Whenever a line below holds the word "Arraste", copy that line.

▶ _RECORD LIST_:

begin

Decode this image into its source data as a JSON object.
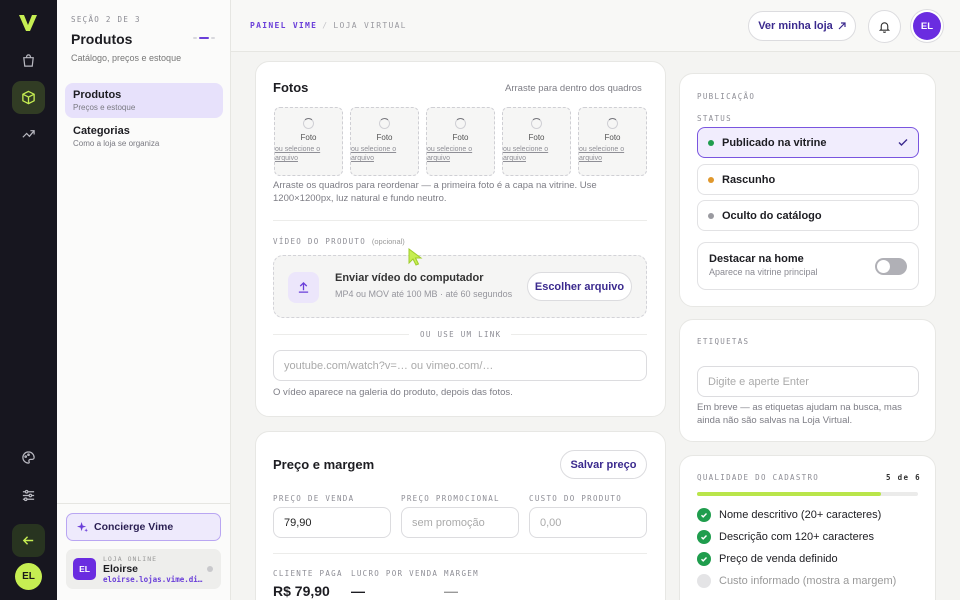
{
  "rail": {
    "items": [
      "bag-icon",
      "box-icon",
      "trend-icon"
    ],
    "bottom": [
      "palette-icon",
      "sliders-icon",
      "back-arrow-icon"
    ],
    "avatar": "EL"
  },
  "sidebar": {
    "section": "SEÇÃO 2 DE 3",
    "title": "Produtos",
    "subtitle": "Catálogo, preços e estoque",
    "items": [
      {
        "label": "Produtos",
        "desc": "Preços e estoque",
        "active": true
      },
      {
        "label": "Categorias",
        "desc": "Como a loja se organiza",
        "active": false
      }
    ],
    "concierge": "Concierge Vime",
    "store": {
      "kicker": "LOJA ONLINE",
      "name": "Eloirse",
      "url": "eloirse.lojas.vime.di…",
      "avatar": "EL"
    }
  },
  "topbar": {
    "crumb_a": "PAINEL VIME",
    "crumb_sep": "/",
    "crumb_b": "LOJA VIRTUAL",
    "visit": "Ver minha loja",
    "avatar": "EL"
  },
  "photos": {
    "title": "Fotos",
    "hint": "Arraste para dentro dos quadros",
    "slot_label": "Foto",
    "slot_picker": "ou selecione o arquivo",
    "note": "Arraste os quadros para reordenar — a primeira foto é a capa na vitrine. Use 1200×1200px, luz natural e fundo neutro.",
    "video_label": "VÍDEO DO PRODUTO",
    "video_optional": "(opcional)",
    "upload_title": "Enviar vídeo do computador",
    "upload_sub": "MP4 ou MOV até 100 MB · até 60 segundos",
    "upload_button": "Escolher arquivo",
    "or_link": "OU USE UM LINK",
    "link_placeholder": "youtube.com/watch?v=… ou vimeo.com/…",
    "link_note": "O vídeo aparece na galeria do produto, depois das fotos."
  },
  "pricing": {
    "title": "Preço e margem",
    "save": "Salvar preço",
    "sale_label": "PREÇO DE VENDA",
    "sale_value": "79,90",
    "promo_label": "PREÇO PROMOCIONAL",
    "promo_placeholder": "sem promoção",
    "cost_label": "CUSTO DO PRODUTO",
    "cost_placeholder": "0,00",
    "client_label": "CLIENTE PAGA",
    "client_value": "R$ 79,90",
    "profit_label": "LUCRO POR VENDA",
    "profit_value": "—",
    "margin_label": "MARGEM",
    "margin_value": "—"
  },
  "publication": {
    "section": "PUBLICAÇÃO",
    "status_label": "STATUS",
    "options": [
      {
        "label": "Publicado na vitrine",
        "color": "#1f9d4d",
        "selected": true
      },
      {
        "label": "Rascunho",
        "color": "#e0982d",
        "selected": false
      },
      {
        "label": "Oculto do catálogo",
        "color": "#9a9aa0",
        "selected": false
      }
    ],
    "highlight_title": "Destacar na home",
    "highlight_sub": "Aparece na vitrine principal",
    "highlight_on": false
  },
  "tags": {
    "section": "ETIQUETAS",
    "placeholder": "Digite e aperte Enter",
    "note": "Em breve — as etiquetas ajudam na busca, mas ainda não são salvas na Loja Virtual."
  },
  "quality": {
    "section": "QUALIDADE DO CADASTRO",
    "score": "5 de 6",
    "progress": 0.833,
    "items": [
      {
        "label": "Nome descritivo (20+ caracteres)",
        "done": true
      },
      {
        "label": "Descrição com 120+ caracteres",
        "done": true
      },
      {
        "label": "Preço de venda definido",
        "done": true
      },
      {
        "label": "Custo informado (mostra a margem)",
        "done": false
      }
    ]
  },
  "colors": {
    "accent": "#6a3fd9",
    "lime": "#c6ee52",
    "rail": "#17161f"
  }
}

end

▶ _EXERCISE SOLUTION_:
    "hint": "Arraste para dentro dos quadros",
    "note": "Arraste os quadros para reordenar — a primeira foto é a capa na vitrine. Use 1200×1200px, luz natural e fundo neutro.",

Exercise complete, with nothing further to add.